Goal of the exercise –
Retype the complete listing exactly as it appears.
# start of Data records
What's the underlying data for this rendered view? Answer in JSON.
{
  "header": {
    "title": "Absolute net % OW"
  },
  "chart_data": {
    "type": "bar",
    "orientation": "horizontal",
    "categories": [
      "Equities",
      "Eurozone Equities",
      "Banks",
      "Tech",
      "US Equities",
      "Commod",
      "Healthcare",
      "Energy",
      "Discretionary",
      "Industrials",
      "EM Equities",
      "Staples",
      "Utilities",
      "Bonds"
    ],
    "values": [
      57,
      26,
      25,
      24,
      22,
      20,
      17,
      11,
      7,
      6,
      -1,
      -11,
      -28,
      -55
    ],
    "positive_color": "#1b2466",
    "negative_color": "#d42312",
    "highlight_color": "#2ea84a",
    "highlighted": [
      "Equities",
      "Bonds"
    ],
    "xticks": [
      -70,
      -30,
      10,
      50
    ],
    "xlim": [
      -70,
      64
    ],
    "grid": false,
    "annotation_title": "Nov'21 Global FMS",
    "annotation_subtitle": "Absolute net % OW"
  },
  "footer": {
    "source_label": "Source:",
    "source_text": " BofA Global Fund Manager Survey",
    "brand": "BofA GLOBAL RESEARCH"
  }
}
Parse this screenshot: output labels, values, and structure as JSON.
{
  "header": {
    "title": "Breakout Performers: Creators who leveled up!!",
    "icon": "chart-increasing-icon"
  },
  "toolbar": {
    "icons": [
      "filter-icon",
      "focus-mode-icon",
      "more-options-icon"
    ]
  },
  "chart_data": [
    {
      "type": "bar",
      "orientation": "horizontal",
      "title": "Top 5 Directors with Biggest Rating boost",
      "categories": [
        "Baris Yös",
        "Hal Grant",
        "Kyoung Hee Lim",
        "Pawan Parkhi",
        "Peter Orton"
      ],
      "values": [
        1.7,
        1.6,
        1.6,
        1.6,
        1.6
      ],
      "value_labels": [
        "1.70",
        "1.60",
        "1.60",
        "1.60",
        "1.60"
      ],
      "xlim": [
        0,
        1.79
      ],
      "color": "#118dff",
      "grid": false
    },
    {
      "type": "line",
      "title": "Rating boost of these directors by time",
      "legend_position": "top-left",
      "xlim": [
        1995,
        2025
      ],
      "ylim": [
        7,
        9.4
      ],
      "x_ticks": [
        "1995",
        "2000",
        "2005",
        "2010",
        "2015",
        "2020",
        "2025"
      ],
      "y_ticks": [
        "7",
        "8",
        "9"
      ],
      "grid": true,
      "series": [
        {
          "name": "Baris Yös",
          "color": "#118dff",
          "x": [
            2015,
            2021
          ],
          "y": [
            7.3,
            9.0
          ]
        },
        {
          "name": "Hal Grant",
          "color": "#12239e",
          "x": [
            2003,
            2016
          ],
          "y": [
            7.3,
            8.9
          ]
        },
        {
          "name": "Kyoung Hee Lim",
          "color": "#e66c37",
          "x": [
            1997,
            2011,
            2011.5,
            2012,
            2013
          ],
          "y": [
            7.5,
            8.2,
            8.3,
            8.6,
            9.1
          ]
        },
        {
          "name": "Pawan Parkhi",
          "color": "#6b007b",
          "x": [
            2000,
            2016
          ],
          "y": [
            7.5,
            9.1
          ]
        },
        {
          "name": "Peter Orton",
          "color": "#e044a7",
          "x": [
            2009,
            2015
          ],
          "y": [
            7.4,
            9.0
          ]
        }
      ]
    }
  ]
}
# end of Data records
Task answer –
What's the underlying data for this rendered view? Answer in JSON.
{
  "header": {
    "title": "Absolute net % OW"
  },
  "chart_data": {
    "type": "bar",
    "orientation": "horizontal",
    "categories": [
      "Equities",
      "Eurozone Equities",
      "Banks",
      "Tech",
      "US Equities",
      "Commod",
      "Healthcare",
      "Energy",
      "Discretionary",
      "Industrials",
      "EM Equities",
      "Staples",
      "Utilities",
      "Bonds"
    ],
    "values": [
      57,
      26,
      25,
      24,
      22,
      20,
      17,
      11,
      7,
      6,
      -1,
      -11,
      -28,
      -55
    ],
    "positive_color": "#1b2466",
    "negative_color": "#d42312",
    "highlight_color": "#2ea84a",
    "highlighted": [
      "Equities",
      "Bonds"
    ],
    "xticks": [
      -70,
      -30,
      10,
      50
    ],
    "xlim": [
      -70,
      64
    ],
    "grid": false,
    "annotation_title": "Nov'21 Global FMS",
    "annotation_subtitle": "Absolute net % OW"
  },
  "footer": {
    "source_label": "Source:",
    "source_text": " BofA Global Fund Manager Survey",
    "brand": "BofA GLOBAL RESEARCH"
  }
}
Parse this screenshot: output labels, values, and structure as JSON.
{
  "header": {
    "title": "Breakout Performers: Creators who leveled up!!",
    "icon": "chart-increasing-icon"
  },
  "toolbar": {
    "icons": [
      "filter-icon",
      "focus-mode-icon",
      "more-options-icon"
    ]
  },
  "chart_data": [
    {
      "type": "bar",
      "orientation": "horizontal",
      "title": "Top 5 Directors with Biggest Rating boost",
      "categories": [
        "Baris Yös",
        "Hal Grant",
        "Kyoung Hee Lim",
        "Pawan Parkhi",
        "Peter Orton"
      ],
      "values": [
        1.7,
        1.6,
        1.6,
        1.6,
        1.6
      ],
      "value_labels": [
        "1.70",
        "1.60",
        "1.60",
        "1.60",
        "1.60"
      ],
      "xlim": [
        0,
        1.79
      ],
      "color": "#118dff",
      "grid": false
    },
    {
      "type": "line",
      "title": "Rating boost of these directors by time",
      "legend_position": "top-left",
      "xlim": [
        1995,
        2025
      ],
      "ylim": [
        7,
        9.4
      ],
      "x_ticks": [
        "1995",
        "2000",
        "2005",
        "2010",
        "2015",
        "2020",
        "2025"
      ],
      "y_ticks": [
        "7",
        "8",
        "9"
      ],
      "grid": true,
      "series": [
        {
          "name": "Baris Yös",
          "color": "#118dff",
          "x": [
            2015,
            2021
          ],
          "y": [
            7.3,
            9.0
          ]
        },
        {
          "name": "Hal Grant",
          "color": "#12239e",
          "x": [
            2003,
            2016
          ],
          "y": [
            7.3,
            8.9
          ]
        },
        {
          "name": "Kyoung Hee Lim",
          "color": "#e66c37",
          "x": [
            1997,
            2011,
            2011.5,
            2012,
            2013
          ],
          "y": [
            7.5,
            8.2,
            8.3,
            8.6,
            9.1
          ]
        },
        {
          "name": "Pawan Parkhi",
          "color": "#6b007b",
          "x": [
            2000,
            2016
          ],
          "y": [
            7.5,
            9.1
          ]
        },
        {
          "name": "Peter Orton",
          "color": "#e044a7",
          "x": [
            2009,
            2015
          ],
          "y": [
            7.4,
            9.0
          ]
        }
      ]
    }
  ]
}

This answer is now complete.